→ **WORK TO BE COMPLETED**: From the records below, copy every line that contains the word "this".

→ **INFORMATION SHOWN**:

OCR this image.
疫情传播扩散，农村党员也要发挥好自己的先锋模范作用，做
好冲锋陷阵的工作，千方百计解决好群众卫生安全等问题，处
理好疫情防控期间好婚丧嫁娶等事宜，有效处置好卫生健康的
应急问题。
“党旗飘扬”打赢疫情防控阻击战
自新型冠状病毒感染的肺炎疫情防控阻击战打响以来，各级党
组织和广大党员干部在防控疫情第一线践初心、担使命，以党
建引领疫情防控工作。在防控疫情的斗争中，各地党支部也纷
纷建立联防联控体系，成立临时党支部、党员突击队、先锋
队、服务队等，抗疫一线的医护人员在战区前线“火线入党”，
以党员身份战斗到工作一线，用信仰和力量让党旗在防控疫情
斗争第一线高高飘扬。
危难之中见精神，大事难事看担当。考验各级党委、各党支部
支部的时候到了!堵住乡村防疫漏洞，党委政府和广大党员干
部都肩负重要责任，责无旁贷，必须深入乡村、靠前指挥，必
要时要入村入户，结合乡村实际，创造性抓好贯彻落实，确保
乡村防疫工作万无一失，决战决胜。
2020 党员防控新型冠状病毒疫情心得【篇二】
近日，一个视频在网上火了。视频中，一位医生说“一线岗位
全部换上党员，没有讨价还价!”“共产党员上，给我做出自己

...

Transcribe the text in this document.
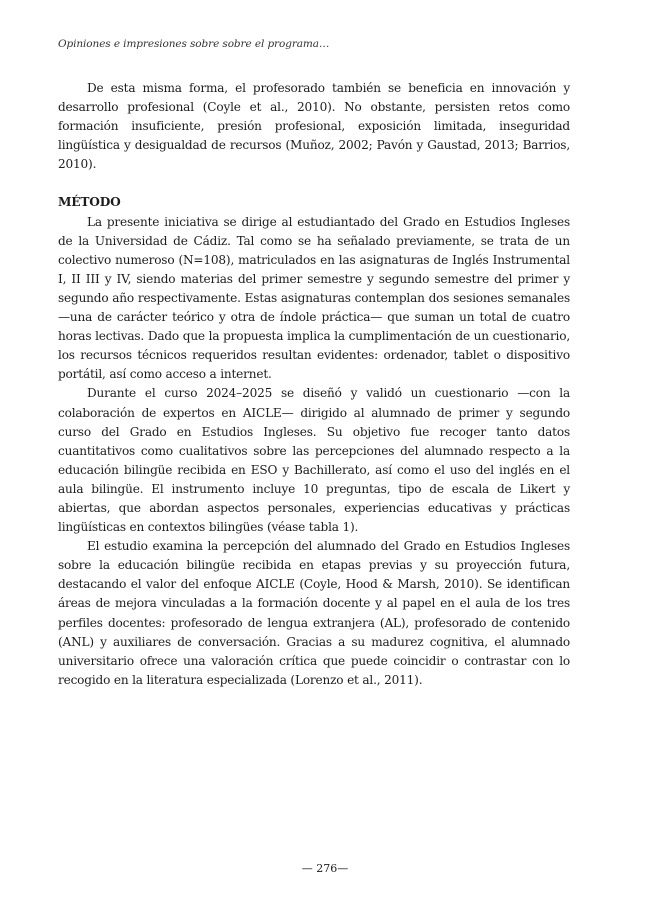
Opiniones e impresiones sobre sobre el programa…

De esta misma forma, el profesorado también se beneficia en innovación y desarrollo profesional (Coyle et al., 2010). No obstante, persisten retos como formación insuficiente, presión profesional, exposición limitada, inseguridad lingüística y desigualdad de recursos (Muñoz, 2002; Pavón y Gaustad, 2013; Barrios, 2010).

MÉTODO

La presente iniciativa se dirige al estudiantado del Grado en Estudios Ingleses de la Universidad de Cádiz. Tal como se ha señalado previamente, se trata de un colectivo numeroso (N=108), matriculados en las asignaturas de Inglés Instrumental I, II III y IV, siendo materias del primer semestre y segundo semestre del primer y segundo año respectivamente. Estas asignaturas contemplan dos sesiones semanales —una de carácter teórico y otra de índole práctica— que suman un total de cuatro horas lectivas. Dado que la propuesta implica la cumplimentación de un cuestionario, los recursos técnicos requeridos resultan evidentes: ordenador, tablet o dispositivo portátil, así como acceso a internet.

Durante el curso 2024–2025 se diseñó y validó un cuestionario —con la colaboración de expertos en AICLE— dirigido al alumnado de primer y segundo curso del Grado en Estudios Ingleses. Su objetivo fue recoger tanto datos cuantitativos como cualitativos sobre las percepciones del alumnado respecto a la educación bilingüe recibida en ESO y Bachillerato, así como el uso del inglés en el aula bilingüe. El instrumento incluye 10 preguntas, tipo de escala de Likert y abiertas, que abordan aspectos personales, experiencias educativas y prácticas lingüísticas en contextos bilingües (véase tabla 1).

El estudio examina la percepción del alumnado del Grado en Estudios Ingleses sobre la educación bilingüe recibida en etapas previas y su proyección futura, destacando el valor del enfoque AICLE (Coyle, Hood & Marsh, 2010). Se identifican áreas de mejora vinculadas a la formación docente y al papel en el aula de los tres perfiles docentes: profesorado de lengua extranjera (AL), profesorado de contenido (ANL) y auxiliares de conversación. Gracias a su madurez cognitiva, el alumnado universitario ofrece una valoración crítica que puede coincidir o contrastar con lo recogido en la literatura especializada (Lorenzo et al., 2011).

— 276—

→ **IN RESPONSE**:
OCR this image.
Transcribe the text in this document.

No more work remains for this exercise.